Information given
------------------------------------------------------------

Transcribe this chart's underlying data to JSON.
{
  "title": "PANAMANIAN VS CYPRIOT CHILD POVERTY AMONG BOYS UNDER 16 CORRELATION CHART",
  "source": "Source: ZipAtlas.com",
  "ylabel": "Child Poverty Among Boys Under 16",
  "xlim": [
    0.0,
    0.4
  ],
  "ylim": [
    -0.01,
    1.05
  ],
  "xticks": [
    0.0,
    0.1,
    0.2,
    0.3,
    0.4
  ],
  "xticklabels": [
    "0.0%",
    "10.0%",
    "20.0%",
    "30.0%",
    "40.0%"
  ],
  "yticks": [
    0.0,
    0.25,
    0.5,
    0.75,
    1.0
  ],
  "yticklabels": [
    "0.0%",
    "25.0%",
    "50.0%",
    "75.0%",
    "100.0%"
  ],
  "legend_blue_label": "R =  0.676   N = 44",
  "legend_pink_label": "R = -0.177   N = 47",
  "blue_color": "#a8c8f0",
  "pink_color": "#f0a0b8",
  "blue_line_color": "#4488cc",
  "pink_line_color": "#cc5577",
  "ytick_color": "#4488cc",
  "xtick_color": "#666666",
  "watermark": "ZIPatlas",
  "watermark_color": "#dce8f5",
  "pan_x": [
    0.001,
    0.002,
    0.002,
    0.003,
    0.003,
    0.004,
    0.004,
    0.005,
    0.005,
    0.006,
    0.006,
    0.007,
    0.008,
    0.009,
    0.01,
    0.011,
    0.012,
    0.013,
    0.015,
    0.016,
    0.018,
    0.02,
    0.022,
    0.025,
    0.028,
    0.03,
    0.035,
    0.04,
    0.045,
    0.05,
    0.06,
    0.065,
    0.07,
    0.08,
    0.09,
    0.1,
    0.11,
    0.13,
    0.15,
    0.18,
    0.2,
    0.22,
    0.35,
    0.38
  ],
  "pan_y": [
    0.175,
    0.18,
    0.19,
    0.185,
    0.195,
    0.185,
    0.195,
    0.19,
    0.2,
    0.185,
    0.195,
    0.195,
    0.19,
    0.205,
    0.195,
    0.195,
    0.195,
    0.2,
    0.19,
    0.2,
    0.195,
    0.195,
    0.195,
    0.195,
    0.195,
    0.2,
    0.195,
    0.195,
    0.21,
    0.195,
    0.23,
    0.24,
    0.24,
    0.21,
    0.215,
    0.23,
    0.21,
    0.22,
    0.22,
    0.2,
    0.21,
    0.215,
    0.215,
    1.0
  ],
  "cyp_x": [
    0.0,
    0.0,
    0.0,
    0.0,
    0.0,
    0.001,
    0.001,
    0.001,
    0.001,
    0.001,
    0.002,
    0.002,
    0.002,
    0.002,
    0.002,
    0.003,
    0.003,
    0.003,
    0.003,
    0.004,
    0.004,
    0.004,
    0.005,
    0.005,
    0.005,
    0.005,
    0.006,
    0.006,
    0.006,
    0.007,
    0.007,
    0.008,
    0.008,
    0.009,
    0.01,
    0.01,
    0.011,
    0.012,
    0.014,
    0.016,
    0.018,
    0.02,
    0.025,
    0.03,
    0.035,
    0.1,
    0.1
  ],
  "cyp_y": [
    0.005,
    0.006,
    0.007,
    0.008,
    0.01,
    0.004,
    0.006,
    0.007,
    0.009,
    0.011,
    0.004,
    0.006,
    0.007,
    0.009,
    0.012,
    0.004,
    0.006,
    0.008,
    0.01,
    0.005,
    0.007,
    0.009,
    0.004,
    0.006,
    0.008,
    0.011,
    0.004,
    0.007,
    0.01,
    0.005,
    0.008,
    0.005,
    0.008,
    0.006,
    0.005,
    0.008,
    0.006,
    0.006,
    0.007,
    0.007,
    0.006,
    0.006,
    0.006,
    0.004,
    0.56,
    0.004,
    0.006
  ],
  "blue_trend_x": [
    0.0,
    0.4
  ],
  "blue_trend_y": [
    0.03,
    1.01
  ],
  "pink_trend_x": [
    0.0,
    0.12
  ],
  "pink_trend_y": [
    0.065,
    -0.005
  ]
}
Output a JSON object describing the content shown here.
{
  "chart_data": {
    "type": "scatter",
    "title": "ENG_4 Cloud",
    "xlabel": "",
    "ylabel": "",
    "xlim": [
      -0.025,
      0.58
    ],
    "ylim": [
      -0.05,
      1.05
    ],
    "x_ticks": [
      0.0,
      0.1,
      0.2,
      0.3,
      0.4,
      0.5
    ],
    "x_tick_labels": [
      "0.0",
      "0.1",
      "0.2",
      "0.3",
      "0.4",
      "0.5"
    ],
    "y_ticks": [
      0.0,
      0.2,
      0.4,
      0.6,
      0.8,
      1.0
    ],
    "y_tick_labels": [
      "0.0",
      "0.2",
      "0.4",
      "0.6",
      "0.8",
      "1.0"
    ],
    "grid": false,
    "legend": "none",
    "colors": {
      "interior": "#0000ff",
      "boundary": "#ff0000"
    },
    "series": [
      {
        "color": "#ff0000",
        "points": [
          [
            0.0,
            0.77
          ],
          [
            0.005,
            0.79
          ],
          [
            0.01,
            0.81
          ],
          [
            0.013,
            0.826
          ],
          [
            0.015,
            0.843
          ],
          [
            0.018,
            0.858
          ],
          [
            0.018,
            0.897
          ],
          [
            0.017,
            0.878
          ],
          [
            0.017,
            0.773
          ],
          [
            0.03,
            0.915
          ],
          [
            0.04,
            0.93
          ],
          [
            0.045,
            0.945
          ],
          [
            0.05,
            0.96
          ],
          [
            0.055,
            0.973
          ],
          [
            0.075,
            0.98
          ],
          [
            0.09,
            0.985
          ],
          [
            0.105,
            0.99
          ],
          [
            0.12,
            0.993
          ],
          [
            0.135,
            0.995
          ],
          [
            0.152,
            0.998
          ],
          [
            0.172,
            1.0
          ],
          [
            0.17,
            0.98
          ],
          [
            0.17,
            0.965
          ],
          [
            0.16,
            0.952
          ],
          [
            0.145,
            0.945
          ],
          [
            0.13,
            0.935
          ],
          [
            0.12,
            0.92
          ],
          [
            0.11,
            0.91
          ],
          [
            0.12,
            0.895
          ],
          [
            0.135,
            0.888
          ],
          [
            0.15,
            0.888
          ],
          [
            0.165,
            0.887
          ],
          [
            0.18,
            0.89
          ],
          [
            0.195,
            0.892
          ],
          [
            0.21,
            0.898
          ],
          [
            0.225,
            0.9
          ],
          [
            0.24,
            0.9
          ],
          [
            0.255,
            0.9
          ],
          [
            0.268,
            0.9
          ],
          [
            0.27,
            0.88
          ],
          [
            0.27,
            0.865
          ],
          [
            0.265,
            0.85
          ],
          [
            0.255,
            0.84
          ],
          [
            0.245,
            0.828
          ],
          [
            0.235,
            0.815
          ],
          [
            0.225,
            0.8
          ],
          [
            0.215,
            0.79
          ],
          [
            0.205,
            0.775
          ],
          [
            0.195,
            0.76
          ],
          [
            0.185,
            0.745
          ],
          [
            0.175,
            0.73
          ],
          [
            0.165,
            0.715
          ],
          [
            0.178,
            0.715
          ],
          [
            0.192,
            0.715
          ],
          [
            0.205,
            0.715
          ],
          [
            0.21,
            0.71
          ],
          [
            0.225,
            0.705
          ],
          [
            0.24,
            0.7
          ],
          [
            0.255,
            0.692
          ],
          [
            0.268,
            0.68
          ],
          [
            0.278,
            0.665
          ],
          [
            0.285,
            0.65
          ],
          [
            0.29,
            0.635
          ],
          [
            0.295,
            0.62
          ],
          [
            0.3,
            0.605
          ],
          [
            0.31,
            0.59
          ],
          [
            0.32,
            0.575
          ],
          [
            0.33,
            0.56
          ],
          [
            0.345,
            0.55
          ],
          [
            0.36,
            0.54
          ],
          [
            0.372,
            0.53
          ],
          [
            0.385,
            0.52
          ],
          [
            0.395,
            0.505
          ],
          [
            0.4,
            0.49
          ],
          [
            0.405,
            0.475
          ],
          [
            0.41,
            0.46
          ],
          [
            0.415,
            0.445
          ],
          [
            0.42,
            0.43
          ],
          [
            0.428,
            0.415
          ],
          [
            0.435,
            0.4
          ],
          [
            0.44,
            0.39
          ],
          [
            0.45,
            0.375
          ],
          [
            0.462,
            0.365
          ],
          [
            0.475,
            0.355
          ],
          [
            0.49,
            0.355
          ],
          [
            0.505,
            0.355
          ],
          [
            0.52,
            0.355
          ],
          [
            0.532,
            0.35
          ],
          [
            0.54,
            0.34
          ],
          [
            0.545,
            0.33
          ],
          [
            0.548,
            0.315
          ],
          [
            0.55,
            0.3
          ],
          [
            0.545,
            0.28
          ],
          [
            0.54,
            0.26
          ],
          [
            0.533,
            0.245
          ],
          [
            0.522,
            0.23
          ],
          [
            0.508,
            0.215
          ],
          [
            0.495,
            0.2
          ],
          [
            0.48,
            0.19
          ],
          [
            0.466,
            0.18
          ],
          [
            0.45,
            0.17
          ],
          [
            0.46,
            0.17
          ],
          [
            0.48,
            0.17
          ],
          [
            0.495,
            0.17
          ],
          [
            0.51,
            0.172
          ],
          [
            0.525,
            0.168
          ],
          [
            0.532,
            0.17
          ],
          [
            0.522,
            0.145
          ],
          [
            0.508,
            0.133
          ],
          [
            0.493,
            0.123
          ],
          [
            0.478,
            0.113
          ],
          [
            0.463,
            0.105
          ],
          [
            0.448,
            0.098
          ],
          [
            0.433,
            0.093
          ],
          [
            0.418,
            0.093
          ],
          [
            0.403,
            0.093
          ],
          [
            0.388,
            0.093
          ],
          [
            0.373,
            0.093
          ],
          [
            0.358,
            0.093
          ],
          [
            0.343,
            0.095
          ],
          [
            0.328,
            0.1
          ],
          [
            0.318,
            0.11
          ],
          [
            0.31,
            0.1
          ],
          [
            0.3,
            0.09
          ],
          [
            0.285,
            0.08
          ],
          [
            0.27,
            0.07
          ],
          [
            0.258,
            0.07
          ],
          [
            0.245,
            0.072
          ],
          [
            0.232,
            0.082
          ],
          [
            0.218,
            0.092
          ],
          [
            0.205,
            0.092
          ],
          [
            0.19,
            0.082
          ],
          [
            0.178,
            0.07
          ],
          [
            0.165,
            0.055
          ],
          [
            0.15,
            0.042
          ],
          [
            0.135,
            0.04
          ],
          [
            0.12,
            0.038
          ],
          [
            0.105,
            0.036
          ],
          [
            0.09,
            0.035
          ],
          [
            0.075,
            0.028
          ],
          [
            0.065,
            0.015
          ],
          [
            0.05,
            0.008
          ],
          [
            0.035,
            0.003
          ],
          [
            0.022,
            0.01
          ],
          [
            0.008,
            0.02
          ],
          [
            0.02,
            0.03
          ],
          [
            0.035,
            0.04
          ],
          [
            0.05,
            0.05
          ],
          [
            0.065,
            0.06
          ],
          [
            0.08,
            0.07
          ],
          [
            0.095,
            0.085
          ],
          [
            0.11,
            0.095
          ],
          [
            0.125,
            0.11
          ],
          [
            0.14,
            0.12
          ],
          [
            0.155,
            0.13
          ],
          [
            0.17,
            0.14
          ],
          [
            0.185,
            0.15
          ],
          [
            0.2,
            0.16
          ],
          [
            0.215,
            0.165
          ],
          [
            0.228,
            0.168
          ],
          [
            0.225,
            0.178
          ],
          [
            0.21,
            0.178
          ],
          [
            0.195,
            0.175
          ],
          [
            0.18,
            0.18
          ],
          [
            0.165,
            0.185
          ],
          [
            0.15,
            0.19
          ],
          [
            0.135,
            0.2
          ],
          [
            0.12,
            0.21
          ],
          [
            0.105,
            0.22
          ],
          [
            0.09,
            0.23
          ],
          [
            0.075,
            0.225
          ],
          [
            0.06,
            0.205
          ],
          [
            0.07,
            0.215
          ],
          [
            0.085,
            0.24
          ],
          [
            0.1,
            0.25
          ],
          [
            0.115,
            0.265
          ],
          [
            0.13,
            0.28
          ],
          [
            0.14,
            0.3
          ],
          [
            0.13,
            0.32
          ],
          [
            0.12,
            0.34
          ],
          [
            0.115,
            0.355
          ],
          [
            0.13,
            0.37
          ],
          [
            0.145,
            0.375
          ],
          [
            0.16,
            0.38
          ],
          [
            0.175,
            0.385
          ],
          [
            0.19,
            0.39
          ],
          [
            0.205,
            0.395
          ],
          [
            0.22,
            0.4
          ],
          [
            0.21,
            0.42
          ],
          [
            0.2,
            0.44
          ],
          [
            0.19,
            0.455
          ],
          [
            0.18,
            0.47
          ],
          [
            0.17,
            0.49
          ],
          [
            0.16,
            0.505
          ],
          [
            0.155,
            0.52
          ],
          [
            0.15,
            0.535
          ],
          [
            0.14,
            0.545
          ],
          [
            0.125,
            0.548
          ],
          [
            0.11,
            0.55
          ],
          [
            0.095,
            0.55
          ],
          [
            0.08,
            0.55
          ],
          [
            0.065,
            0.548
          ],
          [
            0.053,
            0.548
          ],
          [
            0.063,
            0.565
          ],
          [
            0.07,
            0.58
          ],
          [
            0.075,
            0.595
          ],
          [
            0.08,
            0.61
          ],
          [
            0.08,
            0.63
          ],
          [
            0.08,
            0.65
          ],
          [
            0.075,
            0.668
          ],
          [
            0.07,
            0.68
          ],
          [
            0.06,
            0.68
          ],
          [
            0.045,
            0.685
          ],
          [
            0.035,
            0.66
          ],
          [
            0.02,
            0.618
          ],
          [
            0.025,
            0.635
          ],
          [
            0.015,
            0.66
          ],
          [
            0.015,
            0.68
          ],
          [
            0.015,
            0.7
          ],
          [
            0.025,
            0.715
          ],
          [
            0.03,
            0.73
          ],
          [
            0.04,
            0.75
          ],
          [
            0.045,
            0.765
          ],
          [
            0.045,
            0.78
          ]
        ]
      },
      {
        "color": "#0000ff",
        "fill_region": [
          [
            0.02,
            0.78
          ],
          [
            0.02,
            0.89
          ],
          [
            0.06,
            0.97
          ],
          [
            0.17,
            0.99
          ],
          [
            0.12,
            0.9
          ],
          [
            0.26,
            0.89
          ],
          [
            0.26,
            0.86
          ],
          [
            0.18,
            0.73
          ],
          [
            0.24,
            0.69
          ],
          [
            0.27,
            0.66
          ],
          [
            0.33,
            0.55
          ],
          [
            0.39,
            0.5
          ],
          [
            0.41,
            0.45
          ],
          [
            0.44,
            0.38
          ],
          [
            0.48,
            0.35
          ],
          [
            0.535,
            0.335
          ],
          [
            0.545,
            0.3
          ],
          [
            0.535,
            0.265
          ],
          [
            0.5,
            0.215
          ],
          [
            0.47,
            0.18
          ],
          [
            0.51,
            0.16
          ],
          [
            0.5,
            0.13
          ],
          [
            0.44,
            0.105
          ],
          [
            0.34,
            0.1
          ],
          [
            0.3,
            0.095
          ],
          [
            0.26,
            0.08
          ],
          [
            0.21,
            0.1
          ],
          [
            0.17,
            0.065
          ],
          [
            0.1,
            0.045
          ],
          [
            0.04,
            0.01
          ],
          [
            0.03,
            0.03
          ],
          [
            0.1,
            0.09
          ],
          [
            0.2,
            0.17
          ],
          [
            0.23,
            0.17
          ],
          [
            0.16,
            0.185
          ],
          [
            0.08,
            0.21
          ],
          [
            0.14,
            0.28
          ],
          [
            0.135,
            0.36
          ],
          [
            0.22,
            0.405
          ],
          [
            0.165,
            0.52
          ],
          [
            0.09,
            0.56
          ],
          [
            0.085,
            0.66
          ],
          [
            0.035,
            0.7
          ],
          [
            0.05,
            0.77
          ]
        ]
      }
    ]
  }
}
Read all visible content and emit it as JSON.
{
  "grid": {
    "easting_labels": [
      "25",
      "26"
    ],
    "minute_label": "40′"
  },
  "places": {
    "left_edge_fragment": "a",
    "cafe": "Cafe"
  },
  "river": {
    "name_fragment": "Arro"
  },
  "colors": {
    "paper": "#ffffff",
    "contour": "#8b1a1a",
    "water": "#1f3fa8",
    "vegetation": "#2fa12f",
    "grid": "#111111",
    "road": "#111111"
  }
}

------------------------------------------------------------

What is expected
Begin with the line containing "Read all visible content and emit it as JSON." and repeat each line exactly until the records above end.

Exercise response
Read all visible content and emit it as JSON.
{
  "grid": {
    "easting_labels": [
      "25",
      "26"
    ],
    "minute_label": "40′"
  },
  "places": {
    "left_edge_fragment": "a",
    "cafe": "Cafe"
  },
  "river": {
    "name_fragment": "Arro"
  },
  "colors": {
    "paper": "#ffffff",
    "contour": "#8b1a1a",
    "water": "#1f3fa8",
    "vegetation": "#2fa12f",
    "grid": "#111111",
    "road": "#111111"
  }
}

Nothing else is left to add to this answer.